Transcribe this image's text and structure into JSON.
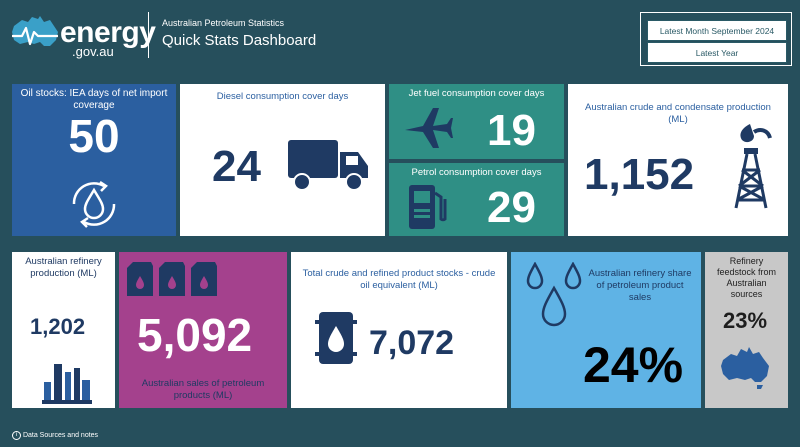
{
  "header": {
    "logo_text": "energy",
    "logo_sub": ".gov.au",
    "small_title": "Australian Petroleum Statistics",
    "title": "Quick Stats Dashboard",
    "latest_month_button": "Latest Month September 2024",
    "latest_year_button": "Latest Year"
  },
  "tiles": {
    "oil_stocks": {
      "label": "Oil stocks: IEA days of net import coverage",
      "value": "50"
    },
    "diesel": {
      "label": "Diesel consumption cover days",
      "value": "24"
    },
    "jet_fuel": {
      "label": "Jet fuel consumption cover days",
      "value": "19"
    },
    "petrol": {
      "label": "Petrol consumption cover days",
      "value": "29"
    },
    "crude_production": {
      "label": "Australian crude and condensate production (ML)",
      "value": "1,152"
    },
    "refinery_production": {
      "label": "Australian refinery production (ML)",
      "value": "1,202"
    },
    "sales": {
      "label": "Australian sales of petroleum products (ML)",
      "value": "5,092"
    },
    "total_stocks": {
      "label": "Total crude and refined product stocks - crude oil equivalent (ML)",
      "value": "7,072"
    },
    "refinery_share": {
      "label": "Australian refinery share of petroleum product sales",
      "value": "24%"
    },
    "feedstock": {
      "label": "Refinery feedstock from Australian sources",
      "value": "23%"
    }
  },
  "footer": {
    "notes_link": "Data Sources and notes"
  },
  "colors": {
    "background": "#264f5c",
    "navy": "#1f3a63",
    "teal": "#2f8f85",
    "blue": "#2b5fa0",
    "magenta": "#a4418d",
    "light_blue": "#5fb3e5",
    "grey": "#c8c8c8"
  }
}
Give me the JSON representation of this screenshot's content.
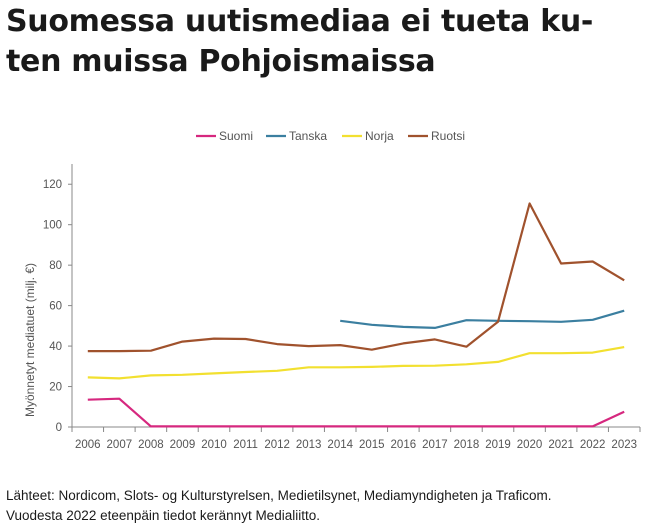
{
  "page": {
    "title_line1": "Suomessa uutismediaa ei tueta ku-",
    "title_line2": "ten muissa Pohjoismaissa",
    "source_line1": "Lähteet: Nordicom,  Slots- og Kulturstyrelsen, Medietilsynet, Mediamyndigheten ja Traficom.",
    "source_line2": "Vuodesta 2022 eteenpäin tiedot kerännyt Medialiitto."
  },
  "chart_data": {
    "type": "line",
    "ylabel": "Myönnetyt mediatuet (milj. €)",
    "xlabel": "",
    "ylim": [
      0,
      130
    ],
    "yticks": [
      0,
      20,
      40,
      60,
      80,
      100,
      120
    ],
    "legend_position": "top",
    "x": [
      "2006",
      "2007",
      "2008",
      "2009",
      "2010",
      "2011",
      "2012",
      "2013",
      "2014",
      "2015",
      "2016",
      "2017",
      "2018",
      "2019",
      "2020",
      "2021",
      "2022",
      "2023"
    ],
    "series": [
      {
        "name": "Suomi",
        "color": "#d6287f",
        "values": [
          13.5,
          14,
          0.3,
          0.3,
          0.3,
          0.3,
          0.3,
          0.3,
          0.3,
          0.3,
          0.3,
          0.3,
          0.3,
          0.3,
          0.3,
          0.3,
          0.3,
          7.5
        ]
      },
      {
        "name": "Tanska",
        "color": "#3b7fa0",
        "values": [
          null,
          null,
          null,
          null,
          null,
          null,
          null,
          null,
          52.5,
          50.5,
          49.5,
          49,
          52.8,
          52.5,
          52.3,
          52,
          53,
          57.5
        ]
      },
      {
        "name": "Norja",
        "color": "#f2e030",
        "values": [
          24.5,
          24,
          25.5,
          25.8,
          26.5,
          27.2,
          27.8,
          29.5,
          29.5,
          29.7,
          30.2,
          30.3,
          31,
          32.2,
          36.5,
          36.5,
          36.8,
          39.5
        ]
      },
      {
        "name": "Ruotsi",
        "color": "#a0522d",
        "values": [
          37.5,
          37.5,
          37.7,
          42.2,
          43.7,
          43.5,
          41,
          40,
          40.5,
          38.2,
          41.3,
          43.3,
          39.7,
          52,
          110.5,
          80.8,
          81.8,
          72.5
        ]
      }
    ]
  }
}
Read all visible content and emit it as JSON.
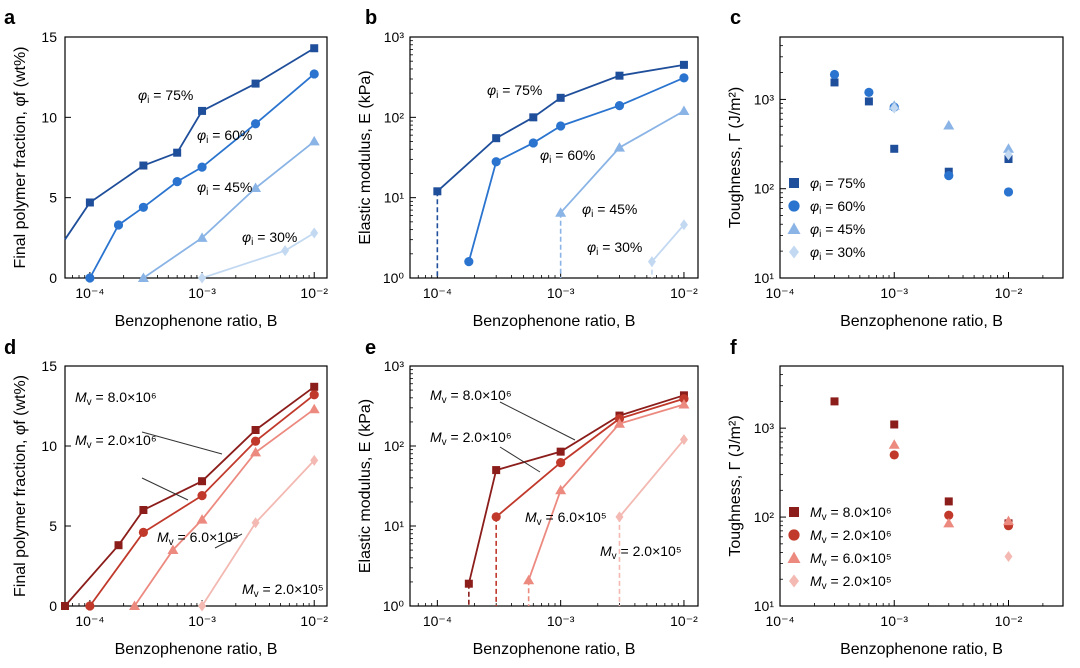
{
  "colors": {
    "blue": [
      "#1f4e9a",
      "#2a74cf",
      "#8ab4e6",
      "#c3d9f2"
    ],
    "red": [
      "#8b1d1a",
      "#c0392b",
      "#ec8a80",
      "#f3b9b2"
    ]
  },
  "chart_data": [
    {
      "panel_letter": "a",
      "type": "line",
      "title": "",
      "xlabel": "Benzophenone ratio, B",
      "ylabel": "Final polymer fraction, φf (wt%)",
      "xscale": "log",
      "xlim": [
        6e-05,
        0.013
      ],
      "yscale": "linear",
      "ylim": [
        0,
        15
      ],
      "yticks": [
        "0",
        "5",
        "10",
        "15"
      ],
      "series": [
        {
          "name": "φi = 75%",
          "marker": "square",
          "points": [
            [
              0.0001,
              4.7
            ],
            [
              0.0003,
              7.0
            ],
            [
              0.0006,
              7.8
            ],
            [
              0.001,
              10.4
            ],
            [
              0.003,
              12.1
            ],
            [
              0.01,
              14.3
            ]
          ],
          "extend_left": 2.4
        },
        {
          "name": "φi = 60%",
          "marker": "circle",
          "points": [
            [
              0.0001,
              0
            ],
            [
              0.00018,
              3.3
            ],
            [
              0.0003,
              4.4
            ],
            [
              0.0006,
              6.0
            ],
            [
              0.001,
              6.9
            ],
            [
              0.003,
              9.6
            ],
            [
              0.01,
              12.7
            ]
          ]
        },
        {
          "name": "φi = 45%",
          "marker": "triangle",
          "points": [
            [
              0.0003,
              0
            ],
            [
              0.001,
              2.5
            ],
            [
              0.003,
              5.6
            ],
            [
              0.01,
              8.5
            ]
          ]
        },
        {
          "name": "φi = 30%",
          "marker": "diamond",
          "points": [
            [
              0.001,
              0
            ],
            [
              0.0055,
              1.7
            ],
            [
              0.01,
              2.8
            ]
          ]
        }
      ],
      "annotations": [
        "φi = 75%",
        "φi = 60%",
        "φi = 45%",
        "φi = 30%"
      ]
    },
    {
      "panel_letter": "b",
      "type": "line",
      "title": "",
      "xlabel": "Benzophenone ratio, B",
      "ylabel": "Elastic modulus, E (kPa)",
      "xscale": "log",
      "xlim": [
        6e-05,
        0.013
      ],
      "yscale": "log",
      "ylim": [
        1,
        1000
      ],
      "series": [
        {
          "name": "φi = 75%",
          "marker": "square",
          "points": [
            [
              0.0001,
              12
            ],
            [
              0.0003,
              55
            ],
            [
              0.0006,
              100
            ],
            [
              0.001,
              175
            ],
            [
              0.003,
              330
            ],
            [
              0.01,
              450
            ]
          ],
          "drop": 0.0001
        },
        {
          "name": "φi = 60%",
          "marker": "circle",
          "points": [
            [
              0.00018,
              1.6
            ],
            [
              0.0003,
              28
            ],
            [
              0.0006,
              48
            ],
            [
              0.001,
              78
            ],
            [
              0.003,
              140
            ],
            [
              0.01,
              310
            ]
          ]
        },
        {
          "name": "φi = 45%",
          "marker": "triangle",
          "points": [
            [
              0.001,
              6.5
            ],
            [
              0.003,
              42
            ],
            [
              0.01,
              120
            ]
          ],
          "drop": 0.001
        },
        {
          "name": "φi = 30%",
          "marker": "diamond",
          "points": [
            [
              0.0055,
              1.6
            ],
            [
              0.01,
              4.6
            ]
          ],
          "drop": 0.0055
        }
      ],
      "annotations": [
        "φi = 75%",
        "φi = 60%",
        "φi = 45%",
        "φi = 30%"
      ]
    },
    {
      "panel_letter": "c",
      "type": "scatter",
      "title": "",
      "xlabel": "Benzophenone ratio, B",
      "ylabel": "Toughness, Γ (J/m²)",
      "xscale": "log",
      "xlim": [
        0.0001,
        0.03
      ],
      "yscale": "log",
      "ylim": [
        10,
        5000
      ],
      "legend": "lower-left",
      "series": [
        {
          "name": "φi = 75%",
          "marker": "square",
          "points": [
            [
              0.0003,
              1550
            ],
            [
              0.0006,
              950
            ],
            [
              0.001,
              280
            ],
            [
              0.003,
              155
            ],
            [
              0.01,
              215
            ]
          ]
        },
        {
          "name": "φi = 60%",
          "marker": "circle",
          "points": [
            [
              0.0003,
              1900
            ],
            [
              0.0006,
              1200
            ],
            [
              0.001,
              820
            ],
            [
              0.003,
              140
            ],
            [
              0.01,
              92
            ]
          ]
        },
        {
          "name": "φi = 45%",
          "marker": "triangle",
          "points": [
            [
              0.001,
              850
            ],
            [
              0.003,
              510
            ],
            [
              0.01,
              280
            ]
          ]
        },
        {
          "name": "φi = 30%",
          "marker": "diamond",
          "points": [
            [
              0.001,
              800
            ],
            [
              0.01,
              240
            ]
          ]
        }
      ]
    },
    {
      "panel_letter": "d",
      "type": "line",
      "title": "",
      "xlabel": "Benzophenone ratio, B",
      "ylabel": "Final polymer fraction, φf (wt%)",
      "xscale": "log",
      "xlim": [
        6e-05,
        0.013
      ],
      "yscale": "linear",
      "ylim": [
        0,
        15
      ],
      "yticks": [
        "0",
        "5",
        "10",
        "15"
      ],
      "series": [
        {
          "name": "Mv = 8.0×10⁶",
          "marker": "square",
          "points": [
            [
              6e-05,
              0
            ],
            [
              0.00018,
              3.8
            ],
            [
              0.0003,
              6.0
            ],
            [
              0.001,
              7.8
            ],
            [
              0.003,
              11.0
            ],
            [
              0.01,
              13.7
            ]
          ]
        },
        {
          "name": "Mv = 2.0×10⁶",
          "marker": "circle",
          "points": [
            [
              0.0001,
              0
            ],
            [
              0.0003,
              4.6
            ],
            [
              0.001,
              6.9
            ],
            [
              0.003,
              10.3
            ],
            [
              0.01,
              13.2
            ]
          ]
        },
        {
          "name": "Mv = 6.0×10⁵",
          "marker": "triangle",
          "points": [
            [
              0.00025,
              0
            ],
            [
              0.00055,
              3.5
            ],
            [
              0.001,
              5.4
            ],
            [
              0.003,
              9.6
            ],
            [
              0.01,
              12.3
            ]
          ]
        },
        {
          "name": "Mv = 2.0×10⁵",
          "marker": "diamond",
          "points": [
            [
              0.001,
              0
            ],
            [
              0.003,
              5.2
            ],
            [
              0.01,
              9.1
            ]
          ]
        }
      ],
      "annotations": [
        "Mv = 8.0×10⁶",
        "Mv = 2.0×10⁶",
        "Mv = 6.0×10⁵",
        "Mv = 2.0×10⁵"
      ]
    },
    {
      "panel_letter": "e",
      "type": "line",
      "title": "",
      "xlabel": "Benzophenone ratio, B",
      "ylabel": "Elastic modulus, E (kPa)",
      "xscale": "log",
      "xlim": [
        6e-05,
        0.013
      ],
      "yscale": "log",
      "ylim": [
        1,
        1000
      ],
      "series": [
        {
          "name": "Mv = 8.0×10⁶",
          "marker": "square",
          "points": [
            [
              0.00018,
              1.9
            ],
            [
              0.0003,
              50
            ],
            [
              0.001,
              85
            ],
            [
              0.003,
              240
            ],
            [
              0.01,
              430
            ]
          ],
          "drop": 0.00018
        },
        {
          "name": "Mv = 2.0×10⁶",
          "marker": "circle",
          "points": [
            [
              0.0003,
              13
            ],
            [
              0.001,
              62
            ],
            [
              0.003,
              220
            ],
            [
              0.01,
              390
            ]
          ],
          "drop": 0.0003
        },
        {
          "name": "Mv = 6.0×10⁵",
          "marker": "triangle",
          "points": [
            [
              0.00055,
              2.1
            ],
            [
              0.001,
              28
            ],
            [
              0.003,
              190
            ],
            [
              0.01,
              330
            ]
          ],
          "drop": 0.00055
        },
        {
          "name": "Mv = 2.0×10⁵",
          "marker": "diamond",
          "points": [
            [
              0.003,
              13
            ],
            [
              0.01,
              120
            ]
          ],
          "drop": 0.003
        }
      ],
      "annotations": [
        "Mv = 8.0×10⁶",
        "Mv = 2.0×10⁶",
        "Mv = 6.0×10⁵",
        "Mv = 2.0×10⁵"
      ]
    },
    {
      "panel_letter": "f",
      "type": "scatter",
      "title": "",
      "xlabel": "Benzophenone ratio, B",
      "ylabel": "Toughness, Γ (J/m²)",
      "xscale": "log",
      "xlim": [
        0.0001,
        0.03
      ],
      "yscale": "log",
      "ylim": [
        10,
        5000
      ],
      "legend": "lower-left",
      "series": [
        {
          "name": "Mv = 8.0×10⁶",
          "marker": "square",
          "points": [
            [
              0.0003,
              2000
            ],
            [
              0.001,
              1100
            ],
            [
              0.003,
              150
            ],
            [
              0.01,
              85
            ]
          ]
        },
        {
          "name": "Mv = 2.0×10⁶",
          "marker": "circle",
          "points": [
            [
              0.001,
              500
            ],
            [
              0.003,
              105
            ],
            [
              0.01,
              80
            ]
          ]
        },
        {
          "name": "Mv = 6.0×10⁵",
          "marker": "triangle",
          "points": [
            [
              0.001,
              650
            ],
            [
              0.003,
              85
            ],
            [
              0.01,
              90
            ]
          ]
        },
        {
          "name": "Mv = 2.0×10⁵",
          "marker": "diamond",
          "points": [
            [
              0.01,
              36
            ]
          ]
        }
      ]
    }
  ],
  "xtick_labels": [
    "10⁻⁴",
    "10⁻³",
    "10⁻²"
  ],
  "log_tick_labels_e": [
    "10⁰",
    "10¹",
    "10²",
    "10³"
  ],
  "log_tick_labels_g": [
    "10¹",
    "10²",
    "10³"
  ]
}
+++++
TASK GOAL: Lines that hold "JSON" are the ones to copy; find all of them.

REPLY:
Transcribe this image's text and structure into JSON.
Give me the JSON representation of this screenshot's content.
Read all visible content and emit it as JSON.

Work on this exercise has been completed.